Records drawn from a dataset
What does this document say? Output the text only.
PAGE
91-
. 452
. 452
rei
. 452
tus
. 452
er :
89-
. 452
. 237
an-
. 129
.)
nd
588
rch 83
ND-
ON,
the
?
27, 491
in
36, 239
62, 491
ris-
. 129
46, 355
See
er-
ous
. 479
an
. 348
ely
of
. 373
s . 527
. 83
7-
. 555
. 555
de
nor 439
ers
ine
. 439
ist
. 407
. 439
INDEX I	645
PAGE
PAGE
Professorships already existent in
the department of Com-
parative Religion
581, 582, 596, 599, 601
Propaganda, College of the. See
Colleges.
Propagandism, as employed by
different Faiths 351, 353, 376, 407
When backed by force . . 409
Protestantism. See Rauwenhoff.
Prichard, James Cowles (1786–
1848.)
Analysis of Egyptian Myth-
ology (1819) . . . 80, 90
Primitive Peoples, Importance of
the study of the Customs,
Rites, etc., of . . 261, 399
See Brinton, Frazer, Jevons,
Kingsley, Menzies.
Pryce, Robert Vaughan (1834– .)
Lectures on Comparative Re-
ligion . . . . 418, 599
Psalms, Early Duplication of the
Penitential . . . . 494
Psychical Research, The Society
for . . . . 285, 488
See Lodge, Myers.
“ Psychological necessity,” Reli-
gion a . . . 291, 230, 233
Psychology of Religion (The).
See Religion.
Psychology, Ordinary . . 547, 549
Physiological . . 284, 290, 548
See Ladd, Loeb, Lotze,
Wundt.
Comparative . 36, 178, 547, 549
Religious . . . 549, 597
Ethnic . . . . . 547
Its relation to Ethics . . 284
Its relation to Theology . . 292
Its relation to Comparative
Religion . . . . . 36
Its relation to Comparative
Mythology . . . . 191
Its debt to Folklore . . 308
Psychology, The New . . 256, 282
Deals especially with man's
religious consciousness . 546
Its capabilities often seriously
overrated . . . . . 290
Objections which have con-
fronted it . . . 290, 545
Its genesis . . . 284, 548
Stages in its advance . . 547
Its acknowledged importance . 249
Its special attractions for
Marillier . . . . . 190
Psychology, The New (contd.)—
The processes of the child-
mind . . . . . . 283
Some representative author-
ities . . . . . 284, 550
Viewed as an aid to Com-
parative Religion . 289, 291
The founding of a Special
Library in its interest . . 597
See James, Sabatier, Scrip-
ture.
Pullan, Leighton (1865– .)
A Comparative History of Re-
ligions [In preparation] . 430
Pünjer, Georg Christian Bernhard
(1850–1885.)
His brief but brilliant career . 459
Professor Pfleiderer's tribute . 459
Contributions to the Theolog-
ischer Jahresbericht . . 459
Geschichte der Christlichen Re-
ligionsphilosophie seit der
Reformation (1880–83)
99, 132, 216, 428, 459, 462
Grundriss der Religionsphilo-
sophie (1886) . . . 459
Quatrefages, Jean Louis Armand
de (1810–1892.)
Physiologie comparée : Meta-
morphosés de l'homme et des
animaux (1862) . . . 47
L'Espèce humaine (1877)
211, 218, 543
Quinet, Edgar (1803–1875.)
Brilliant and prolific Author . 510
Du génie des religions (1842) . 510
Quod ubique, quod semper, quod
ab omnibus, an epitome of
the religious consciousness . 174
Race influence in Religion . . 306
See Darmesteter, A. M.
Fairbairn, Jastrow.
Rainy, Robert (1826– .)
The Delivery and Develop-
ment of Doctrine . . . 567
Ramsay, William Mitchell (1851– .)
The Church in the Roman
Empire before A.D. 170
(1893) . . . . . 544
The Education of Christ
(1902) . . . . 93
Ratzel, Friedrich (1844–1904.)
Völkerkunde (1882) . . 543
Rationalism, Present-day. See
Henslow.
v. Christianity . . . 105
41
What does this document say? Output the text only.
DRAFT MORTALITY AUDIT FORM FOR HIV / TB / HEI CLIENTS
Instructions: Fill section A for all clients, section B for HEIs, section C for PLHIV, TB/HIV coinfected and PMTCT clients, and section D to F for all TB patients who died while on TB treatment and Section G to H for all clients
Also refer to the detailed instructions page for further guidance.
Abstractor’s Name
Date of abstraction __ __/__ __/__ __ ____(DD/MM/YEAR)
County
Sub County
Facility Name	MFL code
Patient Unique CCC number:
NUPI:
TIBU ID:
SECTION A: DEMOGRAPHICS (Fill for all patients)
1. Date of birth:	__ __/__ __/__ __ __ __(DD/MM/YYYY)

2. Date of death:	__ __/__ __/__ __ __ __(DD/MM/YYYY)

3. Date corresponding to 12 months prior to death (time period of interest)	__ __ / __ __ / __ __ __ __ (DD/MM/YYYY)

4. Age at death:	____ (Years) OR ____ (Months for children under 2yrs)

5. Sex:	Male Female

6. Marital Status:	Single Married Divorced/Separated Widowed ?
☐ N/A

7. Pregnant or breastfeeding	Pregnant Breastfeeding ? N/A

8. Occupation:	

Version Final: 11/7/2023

- **Work item**
On how many lines of the records above does the word "Fill" appear? Answer with only that number.

- **Answer for the task**
2